» Exercise objective: Collect each line of the entries that holds the string "Testing".

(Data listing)
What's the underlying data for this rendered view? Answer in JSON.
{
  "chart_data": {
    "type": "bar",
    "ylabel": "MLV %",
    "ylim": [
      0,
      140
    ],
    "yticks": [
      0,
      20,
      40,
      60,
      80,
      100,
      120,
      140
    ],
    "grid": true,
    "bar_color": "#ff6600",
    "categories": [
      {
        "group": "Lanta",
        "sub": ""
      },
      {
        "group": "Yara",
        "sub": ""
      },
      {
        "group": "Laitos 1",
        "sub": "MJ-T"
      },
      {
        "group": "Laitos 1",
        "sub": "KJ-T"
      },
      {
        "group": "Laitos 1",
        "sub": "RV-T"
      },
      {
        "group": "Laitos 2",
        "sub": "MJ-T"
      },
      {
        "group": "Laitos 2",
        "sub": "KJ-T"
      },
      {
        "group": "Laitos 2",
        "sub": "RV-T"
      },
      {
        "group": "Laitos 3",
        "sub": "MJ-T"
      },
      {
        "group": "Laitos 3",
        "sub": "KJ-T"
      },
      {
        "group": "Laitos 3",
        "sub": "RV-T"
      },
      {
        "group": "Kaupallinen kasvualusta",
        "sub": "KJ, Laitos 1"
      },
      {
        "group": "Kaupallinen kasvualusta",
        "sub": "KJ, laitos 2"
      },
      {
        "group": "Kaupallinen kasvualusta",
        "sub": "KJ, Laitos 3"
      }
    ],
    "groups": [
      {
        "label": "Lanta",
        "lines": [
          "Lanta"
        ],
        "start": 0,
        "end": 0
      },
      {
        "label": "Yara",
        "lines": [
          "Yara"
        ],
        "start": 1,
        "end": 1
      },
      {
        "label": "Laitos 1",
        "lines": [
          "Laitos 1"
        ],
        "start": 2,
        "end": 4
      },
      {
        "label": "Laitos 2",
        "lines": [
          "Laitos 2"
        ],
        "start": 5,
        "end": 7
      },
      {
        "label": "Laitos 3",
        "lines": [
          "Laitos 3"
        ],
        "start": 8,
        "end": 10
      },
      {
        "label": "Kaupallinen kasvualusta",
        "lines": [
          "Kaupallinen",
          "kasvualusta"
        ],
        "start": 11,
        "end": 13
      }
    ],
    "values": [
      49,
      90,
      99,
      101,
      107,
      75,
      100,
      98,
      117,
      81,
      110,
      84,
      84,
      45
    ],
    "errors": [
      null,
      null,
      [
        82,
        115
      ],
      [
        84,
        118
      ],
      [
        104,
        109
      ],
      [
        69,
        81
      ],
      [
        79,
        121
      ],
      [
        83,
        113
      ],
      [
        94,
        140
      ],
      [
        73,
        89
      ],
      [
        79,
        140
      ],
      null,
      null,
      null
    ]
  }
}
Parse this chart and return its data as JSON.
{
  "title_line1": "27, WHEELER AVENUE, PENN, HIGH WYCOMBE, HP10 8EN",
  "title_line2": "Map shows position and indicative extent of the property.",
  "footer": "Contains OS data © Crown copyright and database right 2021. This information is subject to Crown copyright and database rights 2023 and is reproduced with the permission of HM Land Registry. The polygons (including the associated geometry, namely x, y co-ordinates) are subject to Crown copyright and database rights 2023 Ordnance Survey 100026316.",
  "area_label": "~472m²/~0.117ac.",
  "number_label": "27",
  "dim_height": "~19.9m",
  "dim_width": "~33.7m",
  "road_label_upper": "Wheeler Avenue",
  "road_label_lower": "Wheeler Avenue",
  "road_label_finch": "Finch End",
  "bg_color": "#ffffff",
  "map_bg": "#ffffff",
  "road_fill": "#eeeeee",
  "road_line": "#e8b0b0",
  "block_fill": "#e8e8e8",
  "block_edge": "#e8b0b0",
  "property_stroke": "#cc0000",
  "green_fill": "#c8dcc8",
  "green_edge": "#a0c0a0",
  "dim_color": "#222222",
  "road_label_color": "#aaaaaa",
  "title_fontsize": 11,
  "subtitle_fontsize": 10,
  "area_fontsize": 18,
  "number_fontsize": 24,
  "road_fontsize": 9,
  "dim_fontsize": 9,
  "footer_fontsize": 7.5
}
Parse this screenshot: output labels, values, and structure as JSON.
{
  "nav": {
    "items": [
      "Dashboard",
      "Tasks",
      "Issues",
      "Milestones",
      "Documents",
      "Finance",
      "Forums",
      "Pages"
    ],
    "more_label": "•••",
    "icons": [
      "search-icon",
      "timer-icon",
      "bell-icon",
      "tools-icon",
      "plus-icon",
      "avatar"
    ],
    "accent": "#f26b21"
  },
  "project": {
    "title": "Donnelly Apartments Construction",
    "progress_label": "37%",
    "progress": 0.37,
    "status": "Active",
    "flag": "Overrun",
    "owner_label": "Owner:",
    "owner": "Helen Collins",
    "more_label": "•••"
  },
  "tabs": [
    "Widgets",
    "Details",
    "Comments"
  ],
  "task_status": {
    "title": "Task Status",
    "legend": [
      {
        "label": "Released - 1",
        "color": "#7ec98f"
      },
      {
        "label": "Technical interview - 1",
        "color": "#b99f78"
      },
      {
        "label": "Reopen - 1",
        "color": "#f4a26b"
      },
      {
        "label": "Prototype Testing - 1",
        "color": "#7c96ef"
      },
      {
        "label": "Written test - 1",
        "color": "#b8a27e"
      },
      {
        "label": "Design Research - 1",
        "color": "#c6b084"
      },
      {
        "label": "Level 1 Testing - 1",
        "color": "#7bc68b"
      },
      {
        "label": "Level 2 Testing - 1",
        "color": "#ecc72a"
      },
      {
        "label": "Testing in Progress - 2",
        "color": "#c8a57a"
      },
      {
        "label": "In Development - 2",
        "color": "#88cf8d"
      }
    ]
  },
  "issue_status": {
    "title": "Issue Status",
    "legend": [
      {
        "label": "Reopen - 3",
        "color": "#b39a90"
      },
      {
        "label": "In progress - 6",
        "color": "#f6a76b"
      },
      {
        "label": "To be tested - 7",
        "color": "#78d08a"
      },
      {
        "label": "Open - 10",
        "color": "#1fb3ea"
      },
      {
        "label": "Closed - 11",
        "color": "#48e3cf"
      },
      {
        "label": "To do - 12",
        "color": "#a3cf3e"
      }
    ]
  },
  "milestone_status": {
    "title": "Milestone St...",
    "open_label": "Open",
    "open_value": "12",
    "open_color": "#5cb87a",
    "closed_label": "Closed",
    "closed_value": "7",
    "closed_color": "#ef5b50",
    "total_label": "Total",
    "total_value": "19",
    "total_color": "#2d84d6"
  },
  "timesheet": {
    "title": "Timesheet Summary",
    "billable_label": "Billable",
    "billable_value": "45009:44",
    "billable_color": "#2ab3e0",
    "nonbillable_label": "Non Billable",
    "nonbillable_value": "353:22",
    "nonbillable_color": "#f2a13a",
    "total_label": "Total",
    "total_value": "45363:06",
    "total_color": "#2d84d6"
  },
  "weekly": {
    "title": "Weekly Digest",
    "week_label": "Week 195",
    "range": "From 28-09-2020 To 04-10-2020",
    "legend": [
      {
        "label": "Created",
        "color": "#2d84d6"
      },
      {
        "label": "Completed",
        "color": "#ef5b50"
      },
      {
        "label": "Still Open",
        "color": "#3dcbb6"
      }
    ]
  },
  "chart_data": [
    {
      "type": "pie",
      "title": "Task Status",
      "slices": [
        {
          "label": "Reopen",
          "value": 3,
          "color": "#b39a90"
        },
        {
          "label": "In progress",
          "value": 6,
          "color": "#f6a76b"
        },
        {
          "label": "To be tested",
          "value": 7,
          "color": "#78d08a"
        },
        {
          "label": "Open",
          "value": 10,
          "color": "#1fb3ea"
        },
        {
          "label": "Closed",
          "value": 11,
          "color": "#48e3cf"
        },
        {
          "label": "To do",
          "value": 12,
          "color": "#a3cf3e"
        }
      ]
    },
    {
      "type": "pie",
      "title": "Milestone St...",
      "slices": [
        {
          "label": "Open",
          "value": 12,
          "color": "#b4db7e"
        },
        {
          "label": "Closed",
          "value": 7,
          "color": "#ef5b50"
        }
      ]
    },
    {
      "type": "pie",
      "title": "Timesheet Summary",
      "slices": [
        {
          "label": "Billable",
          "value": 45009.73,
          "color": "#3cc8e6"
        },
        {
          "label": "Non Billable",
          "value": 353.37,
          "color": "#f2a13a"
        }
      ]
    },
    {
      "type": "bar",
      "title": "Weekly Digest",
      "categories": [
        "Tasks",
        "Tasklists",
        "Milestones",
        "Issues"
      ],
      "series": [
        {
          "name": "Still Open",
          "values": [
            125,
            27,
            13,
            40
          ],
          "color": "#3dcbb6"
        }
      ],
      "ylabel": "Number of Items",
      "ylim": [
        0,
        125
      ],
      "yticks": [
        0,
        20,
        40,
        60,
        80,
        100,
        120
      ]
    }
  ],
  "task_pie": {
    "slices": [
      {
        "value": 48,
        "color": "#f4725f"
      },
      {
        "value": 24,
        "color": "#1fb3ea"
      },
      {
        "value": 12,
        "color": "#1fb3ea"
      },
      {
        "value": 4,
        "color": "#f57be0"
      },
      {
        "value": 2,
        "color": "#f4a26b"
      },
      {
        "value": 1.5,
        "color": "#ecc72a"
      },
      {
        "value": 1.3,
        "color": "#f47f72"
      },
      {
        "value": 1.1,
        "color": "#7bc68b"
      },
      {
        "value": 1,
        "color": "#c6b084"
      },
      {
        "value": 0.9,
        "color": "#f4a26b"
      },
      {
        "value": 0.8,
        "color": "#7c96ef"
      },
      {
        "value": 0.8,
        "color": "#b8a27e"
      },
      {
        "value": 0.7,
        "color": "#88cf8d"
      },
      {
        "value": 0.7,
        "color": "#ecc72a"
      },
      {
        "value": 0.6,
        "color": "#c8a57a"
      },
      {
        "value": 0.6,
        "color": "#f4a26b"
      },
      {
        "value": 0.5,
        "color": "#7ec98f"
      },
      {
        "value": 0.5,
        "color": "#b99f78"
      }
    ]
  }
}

» Answer to this problem:
        "label": "Prototype Testing - 1",
        "label": "Level 1 Testing - 1",
        "label": "Level 2 Testing - 1",
        "label": "Testing in Progress - 2",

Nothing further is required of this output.